# Directions for this task:
Output the data that follows exactly, line for line.

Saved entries
++++++++++++++++++++
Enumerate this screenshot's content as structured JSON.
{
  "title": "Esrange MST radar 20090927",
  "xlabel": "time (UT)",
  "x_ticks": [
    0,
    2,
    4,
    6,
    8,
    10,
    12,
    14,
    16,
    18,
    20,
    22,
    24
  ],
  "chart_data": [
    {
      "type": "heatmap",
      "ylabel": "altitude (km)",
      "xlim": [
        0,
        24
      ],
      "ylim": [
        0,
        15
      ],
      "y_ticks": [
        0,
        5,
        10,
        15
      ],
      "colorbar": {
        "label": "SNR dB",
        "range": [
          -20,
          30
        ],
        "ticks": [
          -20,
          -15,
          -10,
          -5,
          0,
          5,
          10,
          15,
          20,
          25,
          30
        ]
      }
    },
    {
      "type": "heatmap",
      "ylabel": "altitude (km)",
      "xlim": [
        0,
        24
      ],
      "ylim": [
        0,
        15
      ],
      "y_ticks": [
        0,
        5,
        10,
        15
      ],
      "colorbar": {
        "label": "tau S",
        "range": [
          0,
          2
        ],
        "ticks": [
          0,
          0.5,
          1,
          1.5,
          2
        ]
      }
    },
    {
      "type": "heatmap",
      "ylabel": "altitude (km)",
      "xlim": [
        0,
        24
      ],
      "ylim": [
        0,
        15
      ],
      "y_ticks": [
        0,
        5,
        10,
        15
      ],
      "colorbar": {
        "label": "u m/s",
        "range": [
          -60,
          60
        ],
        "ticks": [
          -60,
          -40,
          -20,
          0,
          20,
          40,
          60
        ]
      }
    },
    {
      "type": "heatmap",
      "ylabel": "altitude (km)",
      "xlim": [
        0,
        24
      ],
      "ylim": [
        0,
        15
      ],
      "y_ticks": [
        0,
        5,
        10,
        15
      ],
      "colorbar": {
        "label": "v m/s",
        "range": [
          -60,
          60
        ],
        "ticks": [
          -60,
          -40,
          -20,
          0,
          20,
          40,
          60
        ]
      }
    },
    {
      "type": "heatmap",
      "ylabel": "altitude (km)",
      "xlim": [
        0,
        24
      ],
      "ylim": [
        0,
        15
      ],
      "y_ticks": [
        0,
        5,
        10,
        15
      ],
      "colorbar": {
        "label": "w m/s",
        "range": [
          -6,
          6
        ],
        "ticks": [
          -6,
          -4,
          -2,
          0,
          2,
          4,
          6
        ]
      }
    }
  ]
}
++++++++++++++++++++
# Solved problem:
Enumerate this screenshot's content as structured JSON.
{
  "title": "Esrange MST radar 20090927",
  "xlabel": "time (UT)",
  "x_ticks": [
    0,
    2,
    4,
    6,
    8,
    10,
    12,
    14,
    16,
    18,
    20,
    22,
    24
  ],
  "chart_data": [
    {
      "type": "heatmap",
      "ylabel": "altitude (km)",
      "xlim": [
        0,
        24
      ],
      "ylim": [
        0,
        15
      ],
      "y_ticks": [
        0,
        5,
        10,
        15
      ],
      "colorbar": {
        "label": "SNR dB",
        "range": [
          -20,
          30
        ],
        "ticks": [
          -20,
          -15,
          -10,
          -5,
          0,
          5,
          10,
          15,
          20,
          25,
          30
        ]
      }
    },
    {
      "type": "heatmap",
      "ylabel": "altitude (km)",
      "xlim": [
        0,
        24
      ],
      "ylim": [
        0,
        15
      ],
      "y_ticks": [
        0,
        5,
        10,
        15
      ],
      "colorbar": {
        "label": "tau S",
        "range": [
          0,
          2
        ],
        "ticks": [
          0,
          0.5,
          1,
          1.5,
          2
        ]
      }
    },
    {
      "type": "heatmap",
      "ylabel": "altitude (km)",
      "xlim": [
        0,
        24
      ],
      "ylim": [
        0,
        15
      ],
      "y_ticks": [
        0,
        5,
        10,
        15
      ],
      "colorbar": {
        "label": "u m/s",
        "range": [
          -60,
          60
        ],
        "ticks": [
          -60,
          -40,
          -20,
          0,
          20,
          40,
          60
        ]
      }
    },
    {
      "type": "heatmap",
      "ylabel": "altitude (km)",
      "xlim": [
        0,
        24
      ],
      "ylim": [
        0,
        15
      ],
      "y_ticks": [
        0,
        5,
        10,
        15
      ],
      "colorbar": {
        "label": "v m/s",
        "range": [
          -60,
          60
        ],
        "ticks": [
          -60,
          -40,
          -20,
          0,
          20,
          40,
          60
        ]
      }
    },
    {
      "type": "heatmap",
      "ylabel": "altitude (km)",
      "xlim": [
        0,
        24
      ],
      "ylim": [
        0,
        15
      ],
      "y_ticks": [
        0,
        5,
        10,
        15
      ],
      "colorbar": {
        "label": "w m/s",
        "range": [
          -6,
          6
        ],
        "ticks": [
          -6,
          -4,
          -2,
          0,
          2,
          4,
          6
        ]
      }
    }
  ]
}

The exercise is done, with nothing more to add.